Every line that holds "values" should be shown.

-------- STORED ROWS

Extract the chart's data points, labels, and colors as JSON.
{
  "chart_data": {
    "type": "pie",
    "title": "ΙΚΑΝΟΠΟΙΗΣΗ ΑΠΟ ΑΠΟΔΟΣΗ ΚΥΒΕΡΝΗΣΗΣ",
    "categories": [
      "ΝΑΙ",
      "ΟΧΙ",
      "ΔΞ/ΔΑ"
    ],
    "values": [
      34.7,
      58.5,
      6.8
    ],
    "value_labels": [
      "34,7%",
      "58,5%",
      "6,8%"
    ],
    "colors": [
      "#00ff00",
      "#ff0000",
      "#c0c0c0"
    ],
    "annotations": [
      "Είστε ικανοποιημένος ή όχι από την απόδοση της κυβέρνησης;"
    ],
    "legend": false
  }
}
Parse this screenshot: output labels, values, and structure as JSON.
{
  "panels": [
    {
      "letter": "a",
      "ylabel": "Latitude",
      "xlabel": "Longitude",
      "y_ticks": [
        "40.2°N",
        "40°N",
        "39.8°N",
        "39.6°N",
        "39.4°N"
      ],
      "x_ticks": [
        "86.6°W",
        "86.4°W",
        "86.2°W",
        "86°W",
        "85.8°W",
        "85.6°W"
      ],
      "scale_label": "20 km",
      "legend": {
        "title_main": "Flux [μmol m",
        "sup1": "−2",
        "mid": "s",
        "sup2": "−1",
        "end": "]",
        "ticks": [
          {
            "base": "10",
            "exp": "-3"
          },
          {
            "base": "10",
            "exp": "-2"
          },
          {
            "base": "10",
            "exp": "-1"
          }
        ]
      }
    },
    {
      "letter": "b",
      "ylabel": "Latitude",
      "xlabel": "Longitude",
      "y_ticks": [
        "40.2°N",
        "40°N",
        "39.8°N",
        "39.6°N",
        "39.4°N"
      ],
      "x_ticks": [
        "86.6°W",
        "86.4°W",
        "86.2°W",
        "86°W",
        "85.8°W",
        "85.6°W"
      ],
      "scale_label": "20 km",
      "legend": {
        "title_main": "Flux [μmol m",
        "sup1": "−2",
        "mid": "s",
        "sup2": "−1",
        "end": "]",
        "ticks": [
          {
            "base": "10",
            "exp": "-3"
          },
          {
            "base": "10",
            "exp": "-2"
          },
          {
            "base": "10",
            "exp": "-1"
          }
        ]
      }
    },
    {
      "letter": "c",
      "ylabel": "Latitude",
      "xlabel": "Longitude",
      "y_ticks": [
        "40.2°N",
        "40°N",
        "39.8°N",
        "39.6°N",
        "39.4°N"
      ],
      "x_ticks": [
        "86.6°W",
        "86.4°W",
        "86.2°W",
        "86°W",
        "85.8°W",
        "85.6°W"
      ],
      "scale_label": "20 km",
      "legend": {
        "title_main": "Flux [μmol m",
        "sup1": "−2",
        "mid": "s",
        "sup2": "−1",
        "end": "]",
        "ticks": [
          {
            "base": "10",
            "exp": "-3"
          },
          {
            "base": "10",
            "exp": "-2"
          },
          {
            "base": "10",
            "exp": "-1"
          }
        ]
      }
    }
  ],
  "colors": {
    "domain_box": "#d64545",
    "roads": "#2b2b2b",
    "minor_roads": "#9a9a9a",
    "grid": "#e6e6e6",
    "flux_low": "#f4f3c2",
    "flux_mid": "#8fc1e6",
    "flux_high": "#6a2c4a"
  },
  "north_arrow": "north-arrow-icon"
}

----------------

▶ **PROBLEM SOLUTION**
    "values": [
Parse this screenshot: output labels, values, and structure as JSON.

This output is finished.